■ Task description: Search the records for the word "environmental" and pick out every line that has it.

■ Data excerpts:
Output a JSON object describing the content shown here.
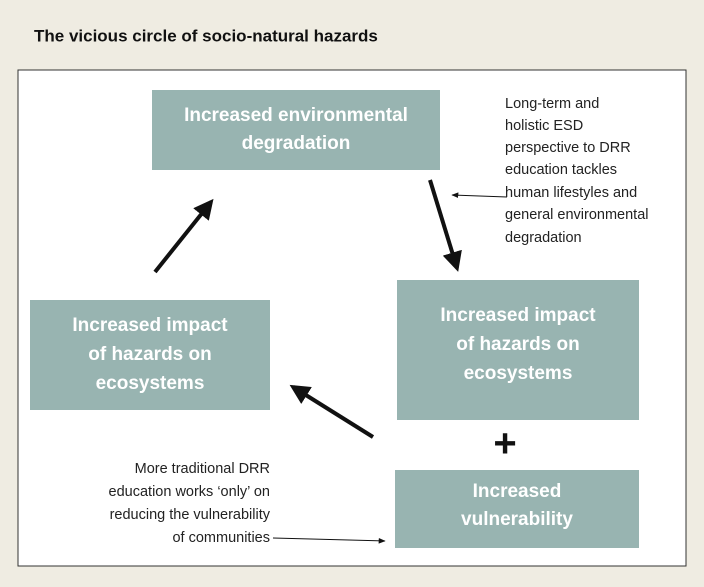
{
  "title": "The vicious circle of socio-natural hazards",
  "nodes": [
    {
      "lines": [
        "Increased environmental",
        "degradation"
      ]
    },
    {
      "lines": [
        "Increased impact",
        "of hazards on",
        "ecosystems"
      ]
    },
    {
      "lines": [
        "Increased impact",
        "of hazards on",
        "ecosystems"
      ]
    },
    {
      "lines": [
        "Increased",
        "vulnerability"
      ]
    }
  ],
  "plus": "+",
  "annotations": [
    {
      "lines": [
        "Long-term and",
        "holistic ESD",
        "perspective to DRR",
        "education tackles",
        "human lifestyles and",
        "general environmental",
        "degradation"
      ]
    },
    {
      "lines": [
        "More traditional DRR",
        "education works ‘only’ on",
        "reducing the vulnerability",
        "of communities"
      ]
    }
  ]
}
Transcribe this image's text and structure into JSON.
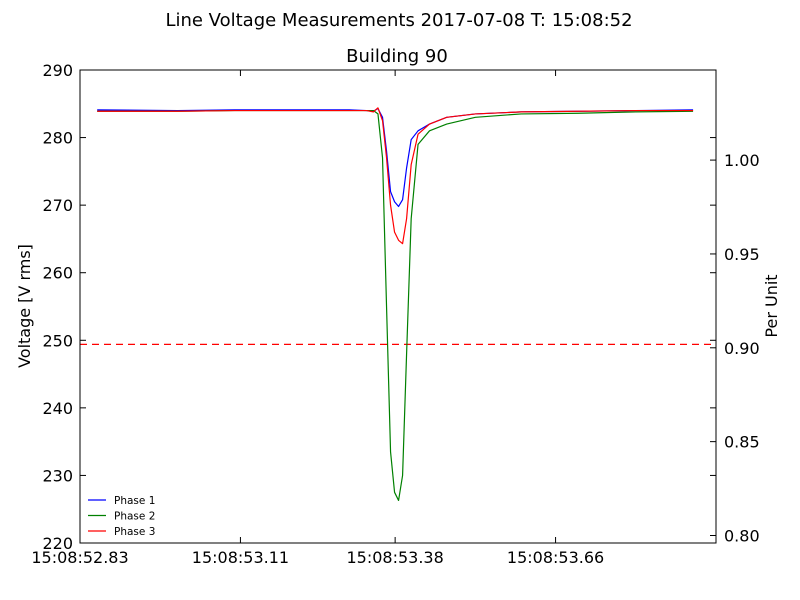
{
  "chart_data": {
    "type": "line",
    "title": "Line Voltage Measurements 2017-07-08 T: 15:08:52",
    "subtitle": "Building 90",
    "ylabel": "Voltage [V rms]",
    "y2label": "Per Unit",
    "xlim": [
      52.83,
      53.94
    ],
    "ylim": [
      220,
      290
    ],
    "y2lim": [
      0.796,
      1.048
    ],
    "x_ticks": [
      {
        "value": 52.83,
        "label": "15:08:52.83"
      },
      {
        "value": 53.11,
        "label": "15:08:53.11"
      },
      {
        "value": 53.38,
        "label": "15:08:53.38"
      },
      {
        "value": 53.66,
        "label": "15:08:53.66"
      }
    ],
    "y_ticks": [
      220,
      230,
      240,
      250,
      260,
      270,
      280,
      290
    ],
    "y2_ticks": [
      "0.80",
      "0.85",
      "0.90",
      "0.95",
      "1.00"
    ],
    "reference_line": {
      "value": 249.4,
      "color": "#ff0000",
      "style": "dashed"
    },
    "legend_position": "lower-left",
    "grid": false,
    "series": [
      {
        "name": "Phase 1",
        "color": "#0000ff",
        "x": [
          52.86,
          53.0,
          53.1,
          53.2,
          53.3,
          53.33,
          53.342,
          53.35,
          53.358,
          53.365,
          53.372,
          53.379,
          53.386,
          53.393,
          53.4,
          53.408,
          53.42,
          53.44,
          53.47,
          53.52,
          53.6,
          53.7,
          53.8,
          53.9
        ],
        "y": [
          284.1,
          284.0,
          284.1,
          284.1,
          284.1,
          284.0,
          283.9,
          284.3,
          283.0,
          278.0,
          272.0,
          270.5,
          269.8,
          270.8,
          275.5,
          279.7,
          281.0,
          282.0,
          283.0,
          283.5,
          283.8,
          283.9,
          284.0,
          284.1
        ]
      },
      {
        "name": "Phase 2",
        "color": "#008000",
        "x": [
          52.86,
          53.0,
          53.1,
          53.2,
          53.3,
          53.33,
          53.342,
          53.35,
          53.358,
          53.365,
          53.372,
          53.379,
          53.386,
          53.393,
          53.4,
          53.408,
          53.42,
          53.44,
          53.47,
          53.52,
          53.6,
          53.7,
          53.8,
          53.9
        ],
        "y": [
          283.9,
          283.9,
          284.0,
          284.0,
          284.0,
          284.0,
          284.0,
          283.5,
          277.0,
          255.0,
          233.5,
          227.5,
          226.3,
          230.0,
          248.0,
          268.0,
          279.0,
          281.0,
          282.0,
          283.0,
          283.5,
          283.6,
          283.8,
          283.9
        ]
      },
      {
        "name": "Phase 3",
        "color": "#ff0000",
        "x": [
          52.86,
          53.0,
          53.1,
          53.2,
          53.3,
          53.33,
          53.342,
          53.35,
          53.358,
          53.365,
          53.372,
          53.379,
          53.386,
          53.393,
          53.4,
          53.408,
          53.42,
          53.44,
          53.47,
          53.52,
          53.6,
          53.7,
          53.8,
          53.9
        ],
        "y": [
          283.9,
          283.9,
          284.0,
          284.0,
          284.0,
          284.0,
          283.8,
          284.4,
          282.5,
          277.0,
          270.0,
          266.0,
          264.8,
          264.3,
          268.0,
          276.0,
          280.5,
          282.0,
          283.0,
          283.5,
          283.8,
          283.9,
          284.0,
          284.0
        ]
      }
    ]
  }
}
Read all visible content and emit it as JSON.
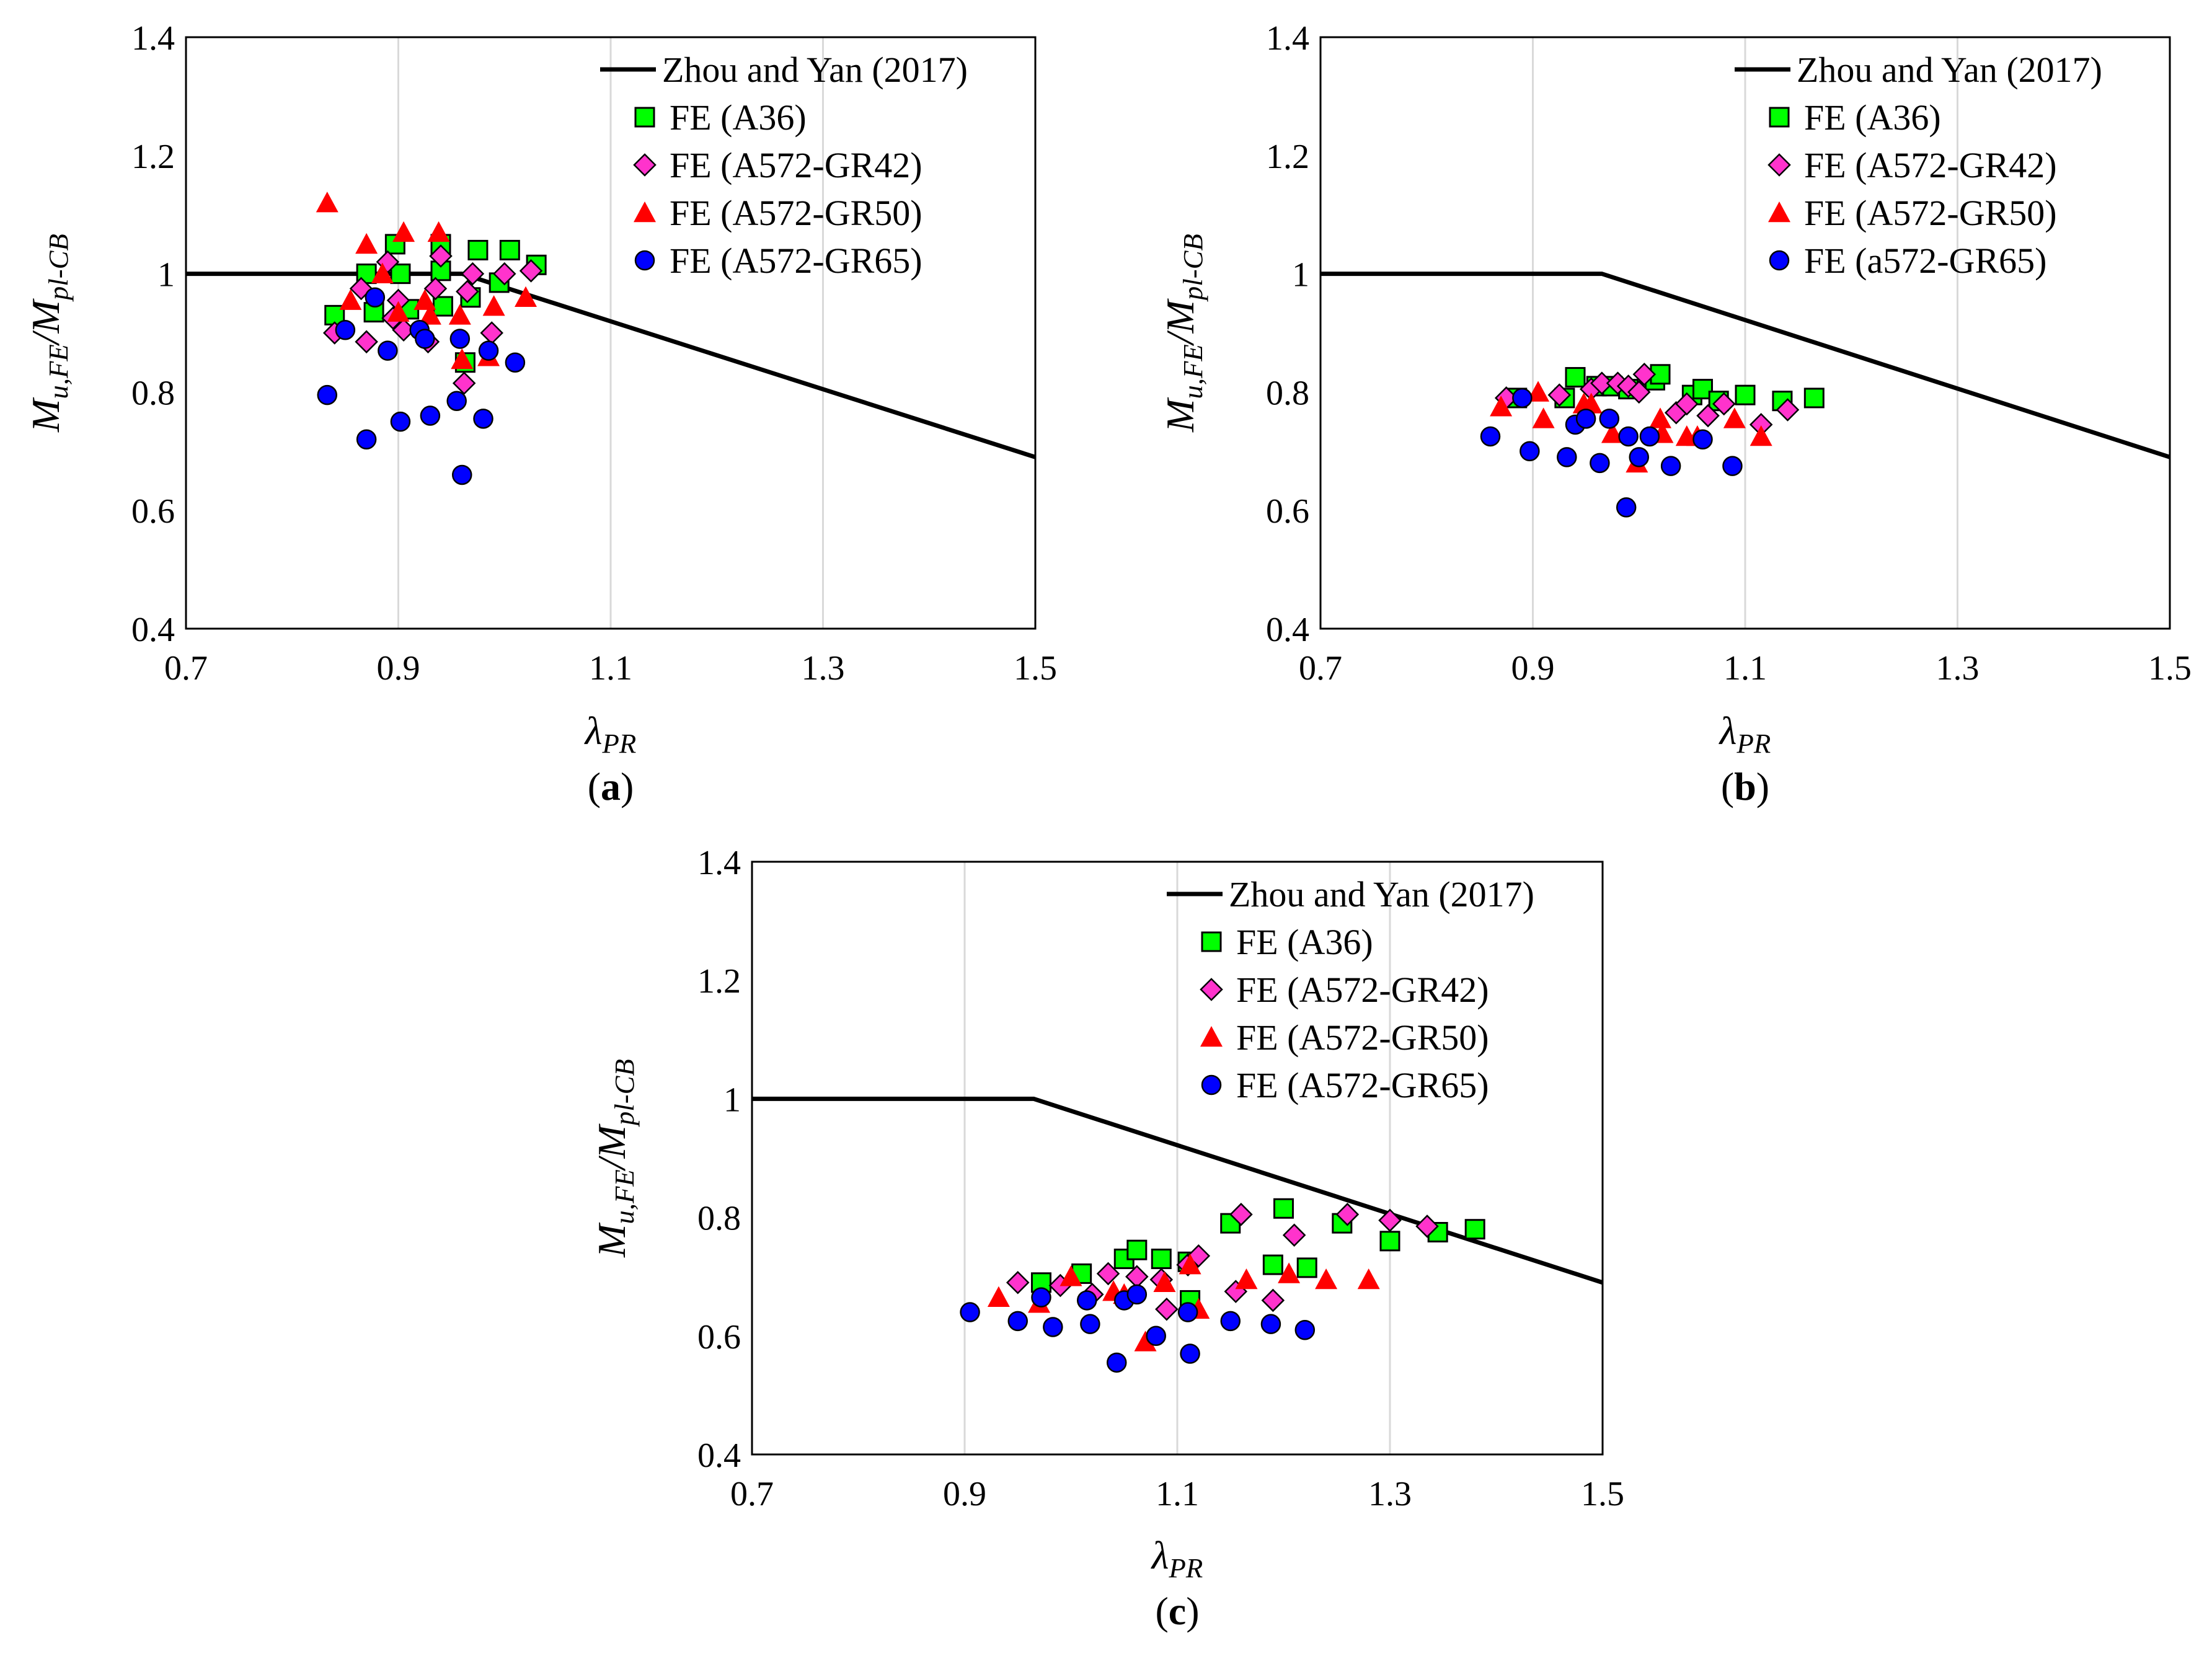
{
  "figure": {
    "ylabel": {
      "main": "M",
      "sub1": "u,FE",
      "slash": "/",
      "main2": "M",
      "sub2": "pl-CB"
    },
    "xlabel": {
      "main": "λ",
      "sub": "PR"
    }
  },
  "style": {
    "line_color": "#000000",
    "grid_color": "#d9d9d9",
    "series_colors": {
      "A36": "#00ff00",
      "A572-GR42": "#ff33cc",
      "A572-GR50": "#ff0000",
      "A572-GR65": "#0000ff"
    },
    "series_markers": {
      "A36": "square",
      "A572-GR42": "diamond",
      "A572-GR50": "triangle",
      "A572-GR65": "circle"
    }
  },
  "chart_data": [
    {
      "panel": "(a)",
      "panel_letter": "a",
      "type": "scatter",
      "xlim": [
        0.7,
        1.5
      ],
      "ylim": [
        0.4,
        1.4
      ],
      "xticks": [
        "0.7",
        "0.9",
        "1.1",
        "1.3",
        "1.5"
      ],
      "yticks": [
        "0.4",
        "0.6",
        "0.8",
        "1",
        "1.2",
        "1.4"
      ],
      "grid": "vertical",
      "legend_position": "top-right",
      "line": {
        "name": "Zhou and Yan (2017)",
        "x": [
          0.7,
          0.95,
          0.96,
          1.5
        ],
        "y": [
          1.0,
          1.0,
          1.0,
          0.69
        ]
      },
      "series": [
        {
          "name": "FE (A36)",
          "key": "A36",
          "x": [
            0.84,
            0.87,
            0.877,
            0.897,
            0.902,
            0.91,
            0.94,
            0.94,
            0.942,
            0.963,
            0.968,
            0.975,
            0.995,
            1.005,
            1.03
          ],
          "y": [
            0.93,
            1.0,
            0.935,
            1.05,
            1.0,
            0.94,
            1.05,
            1.005,
            0.945,
            0.85,
            0.96,
            1.04,
            0.985,
            1.04,
            1.015
          ]
        },
        {
          "name": "FE (A572-GR42)",
          "key": "A572-GR42",
          "x": [
            0.84,
            0.865,
            0.87,
            0.89,
            0.895,
            0.9,
            0.905,
            0.928,
            0.935,
            0.94,
            0.962,
            0.965,
            0.97,
            0.988,
            1.0,
            1.025
          ],
          "y": [
            0.9,
            0.975,
            0.885,
            1.02,
            0.925,
            0.955,
            0.905,
            0.885,
            0.975,
            1.03,
            0.815,
            0.97,
            1.0,
            0.9,
            1.0,
            1.005
          ]
        },
        {
          "name": "FE (A572-GR50)",
          "key": "A572-GR50",
          "x": [
            0.833,
            0.855,
            0.87,
            0.885,
            0.9,
            0.905,
            0.925,
            0.93,
            0.938,
            0.958,
            0.96,
            0.985,
            0.99,
            1.02
          ],
          "y": [
            1.12,
            0.955,
            1.05,
            1.0,
            0.935,
            1.07,
            0.955,
            0.93,
            1.07,
            0.93,
            0.855,
            0.86,
            0.945,
            0.96
          ]
        },
        {
          "name": "FE (A572-GR65)",
          "key": "A572-GR65",
          "x": [
            0.833,
            0.85,
            0.87,
            0.878,
            0.89,
            0.902,
            0.92,
            0.925,
            0.93,
            0.955,
            0.958,
            0.96,
            0.98,
            0.985,
            1.01
          ],
          "y": [
            0.795,
            0.905,
            0.72,
            0.96,
            0.87,
            0.75,
            0.905,
            0.89,
            0.76,
            0.785,
            0.89,
            0.66,
            0.755,
            0.87,
            0.85
          ]
        }
      ]
    },
    {
      "panel": "(b)",
      "panel_letter": "b",
      "type": "scatter",
      "xlim": [
        0.7,
        1.5
      ],
      "ylim": [
        0.4,
        1.4
      ],
      "xticks": [
        "0.7",
        "0.9",
        "1.1",
        "1.3",
        "1.5"
      ],
      "yticks": [
        "0.4",
        "0.6",
        "0.8",
        "1",
        "1.2",
        "1.4"
      ],
      "grid": "vertical",
      "legend_position": "top-right",
      "line": {
        "name": "Zhou and Yan (2017)",
        "x": [
          0.7,
          0.955,
          0.965,
          1.5
        ],
        "y": [
          1.0,
          1.0,
          1.0,
          0.69
        ]
      },
      "series": [
        {
          "name": "FE (A36)",
          "key": "A36",
          "x": [
            0.885,
            0.93,
            0.94,
            0.96,
            0.975,
            0.99,
            1.015,
            1.02,
            1.05,
            1.06,
            1.075,
            1.1,
            1.135,
            1.165
          ],
          "y": [
            0.79,
            0.79,
            0.825,
            0.81,
            0.81,
            0.805,
            0.82,
            0.83,
            0.795,
            0.805,
            0.785,
            0.795,
            0.785,
            0.79
          ]
        },
        {
          "name": "FE (A572-GR42)",
          "key": "A572-GR42",
          "x": [
            0.875,
            0.925,
            0.955,
            0.965,
            0.98,
            0.99,
            1.0,
            1.005,
            1.035,
            1.045,
            1.065,
            1.08,
            1.115,
            1.14
          ],
          "y": [
            0.79,
            0.795,
            0.805,
            0.815,
            0.815,
            0.81,
            0.8,
            0.83,
            0.765,
            0.78,
            0.76,
            0.78,
            0.745,
            0.77
          ]
        },
        {
          "name": "FE (A572-GR50)",
          "key": "A572-GR50",
          "x": [
            0.87,
            0.905,
            0.91,
            0.948,
            0.955,
            0.975,
            0.998,
            1.02,
            1.022,
            1.045,
            1.055,
            1.09,
            1.115
          ],
          "y": [
            0.775,
            0.8,
            0.755,
            0.78,
            0.78,
            0.73,
            0.68,
            0.755,
            0.73,
            0.725,
            0.725,
            0.755,
            0.725
          ]
        },
        {
          "name": "FE (a572-GR65)",
          "key": "A572-GR65",
          "x": [
            0.86,
            0.89,
            0.897,
            0.932,
            0.94,
            0.95,
            0.963,
            0.972,
            0.988,
            0.99,
            1.0,
            1.01,
            1.03,
            1.06,
            1.088
          ],
          "y": [
            0.725,
            0.79,
            0.7,
            0.69,
            0.745,
            0.755,
            0.68,
            0.755,
            0.605,
            0.725,
            0.69,
            0.725,
            0.675,
            0.72,
            0.675
          ]
        }
      ]
    },
    {
      "panel": "(c)",
      "panel_letter": "c",
      "type": "scatter",
      "xlim": [
        0.7,
        1.5
      ],
      "ylim": [
        0.4,
        1.4
      ],
      "xticks": [
        "0.7",
        "0.9",
        "1.1",
        "1.3",
        "1.5"
      ],
      "yticks": [
        "0.4",
        "0.6",
        "0.8",
        "1",
        "1.2",
        "1.4"
      ],
      "grid": "vertical",
      "legend_position": "top-right",
      "line": {
        "name": "Zhou and Yan (2017)",
        "x": [
          0.7,
          0.955,
          0.965,
          1.5
        ],
        "y": [
          1.0,
          1.0,
          1.0,
          0.69
        ]
      },
      "series": [
        {
          "name": "FE (A36)",
          "key": "A36",
          "x": [
            0.972,
            1.01,
            1.05,
            1.062,
            1.085,
            1.11,
            1.112,
            1.15,
            1.19,
            1.2,
            1.222,
            1.255,
            1.3,
            1.345,
            1.38
          ],
          "y": [
            0.69,
            0.705,
            0.73,
            0.745,
            0.73,
            0.725,
            0.66,
            0.79,
            0.72,
            0.815,
            0.715,
            0.79,
            0.76,
            0.775,
            0.78
          ]
        },
        {
          "name": "FE (A572-GR42)",
          "key": "A572-GR42",
          "x": [
            0.95,
            0.99,
            1.02,
            1.035,
            1.062,
            1.085,
            1.09,
            1.11,
            1.12,
            1.155,
            1.16,
            1.19,
            1.21,
            1.26,
            1.3,
            1.335
          ],
          "y": [
            0.69,
            0.685,
            0.67,
            0.705,
            0.7,
            0.695,
            0.645,
            0.72,
            0.735,
            0.675,
            0.805,
            0.66,
            0.77,
            0.805,
            0.795,
            0.785
          ]
        },
        {
          "name": "FE (A572-GR50)",
          "key": "A572-GR50",
          "x": [
            0.932,
            0.97,
            1.0,
            1.04,
            1.05,
            1.07,
            1.088,
            1.112,
            1.12,
            1.165,
            1.205,
            1.24,
            1.28
          ],
          "y": [
            0.665,
            0.655,
            0.7,
            0.675,
            0.67,
            0.59,
            0.69,
            0.72,
            0.645,
            0.695,
            0.705,
            0.695,
            0.695
          ]
        },
        {
          "name": "FE (A572-GR65)",
          "key": "A572-GR65",
          "x": [
            0.905,
            0.95,
            0.972,
            0.983,
            1.015,
            1.018,
            1.043,
            1.05,
            1.062,
            1.08,
            1.11,
            1.112,
            1.15,
            1.188,
            1.22
          ],
          "y": [
            0.64,
            0.625,
            0.665,
            0.615,
            0.66,
            0.62,
            0.555,
            0.66,
            0.67,
            0.6,
            0.64,
            0.57,
            0.625,
            0.62,
            0.61
          ]
        }
      ]
    }
  ]
}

■ Response to this exercise:
        "Increased environmental",
        "general environmental",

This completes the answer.